■ **WHAT YOU SHOULD DO**: Scan the lines below; pull out those with "Buôn".

(Saved entries)
-.-.-

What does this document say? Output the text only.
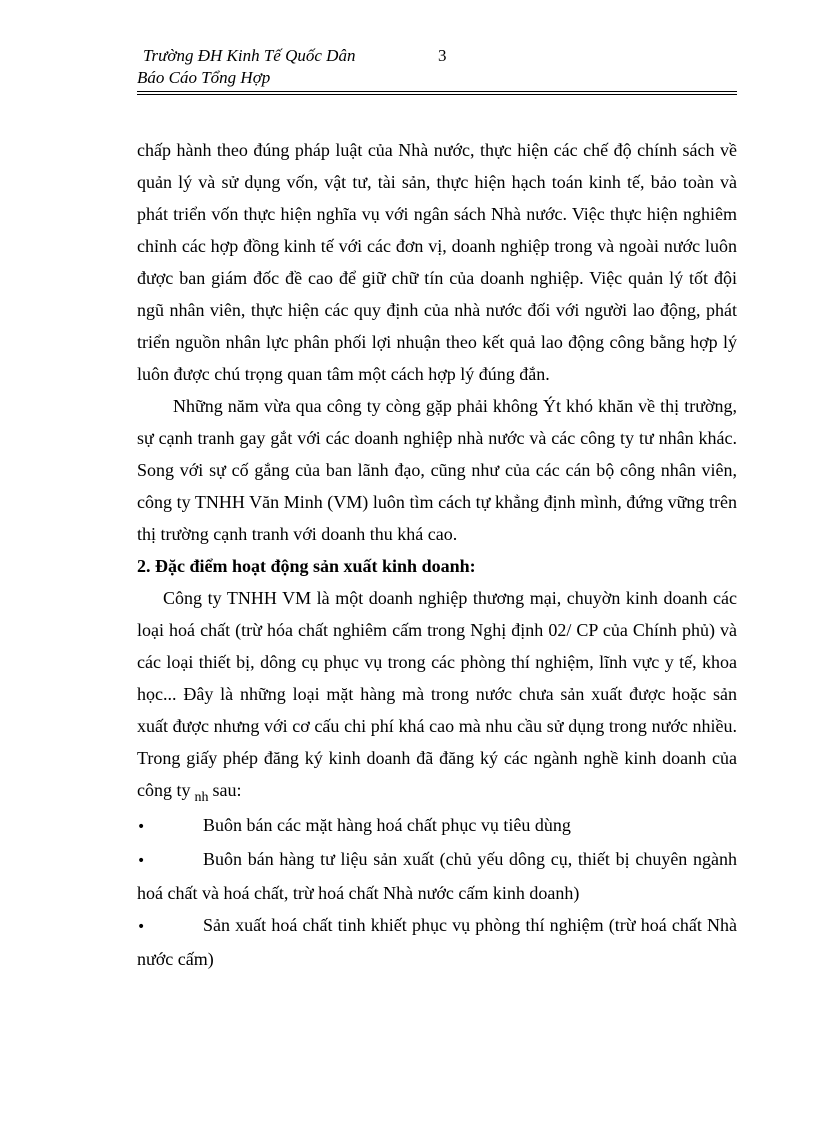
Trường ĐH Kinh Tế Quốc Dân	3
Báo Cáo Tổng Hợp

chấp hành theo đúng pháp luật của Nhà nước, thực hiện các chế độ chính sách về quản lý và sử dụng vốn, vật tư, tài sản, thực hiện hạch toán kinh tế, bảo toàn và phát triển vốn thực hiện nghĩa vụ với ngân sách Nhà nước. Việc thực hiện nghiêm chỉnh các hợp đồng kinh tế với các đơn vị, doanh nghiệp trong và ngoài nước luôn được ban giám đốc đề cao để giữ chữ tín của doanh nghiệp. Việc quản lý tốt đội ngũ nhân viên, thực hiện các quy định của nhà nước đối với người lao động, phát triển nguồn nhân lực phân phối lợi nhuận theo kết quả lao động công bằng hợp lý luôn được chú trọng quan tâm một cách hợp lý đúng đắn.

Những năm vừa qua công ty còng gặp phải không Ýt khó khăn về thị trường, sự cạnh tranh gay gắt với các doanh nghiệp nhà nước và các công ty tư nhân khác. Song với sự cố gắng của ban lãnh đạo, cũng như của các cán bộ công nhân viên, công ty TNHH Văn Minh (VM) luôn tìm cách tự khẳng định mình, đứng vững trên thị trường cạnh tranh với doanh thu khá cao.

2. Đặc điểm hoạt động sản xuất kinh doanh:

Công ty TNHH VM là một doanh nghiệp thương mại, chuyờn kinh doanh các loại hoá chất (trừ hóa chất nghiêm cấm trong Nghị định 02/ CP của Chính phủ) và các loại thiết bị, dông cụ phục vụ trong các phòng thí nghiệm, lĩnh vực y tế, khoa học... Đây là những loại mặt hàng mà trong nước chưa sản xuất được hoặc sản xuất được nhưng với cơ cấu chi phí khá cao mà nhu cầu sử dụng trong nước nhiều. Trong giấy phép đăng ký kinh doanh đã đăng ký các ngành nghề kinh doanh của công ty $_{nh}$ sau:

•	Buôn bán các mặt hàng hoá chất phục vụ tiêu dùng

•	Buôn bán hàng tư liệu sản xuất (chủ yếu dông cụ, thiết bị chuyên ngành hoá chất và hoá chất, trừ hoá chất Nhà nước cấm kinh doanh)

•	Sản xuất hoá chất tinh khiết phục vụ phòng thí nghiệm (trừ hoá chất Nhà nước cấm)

-.-.-

■ **TASK ANSWER**:
•	Buôn bán các mặt hàng hoá chất phục vụ tiêu dùng
•	Buôn bán hàng tư liệu sản xuất (chủ yếu dông cụ, thiết bị chuyên ngành hoá chất và hoá chất, trừ hoá chất Nhà nước cấm kinh doanh)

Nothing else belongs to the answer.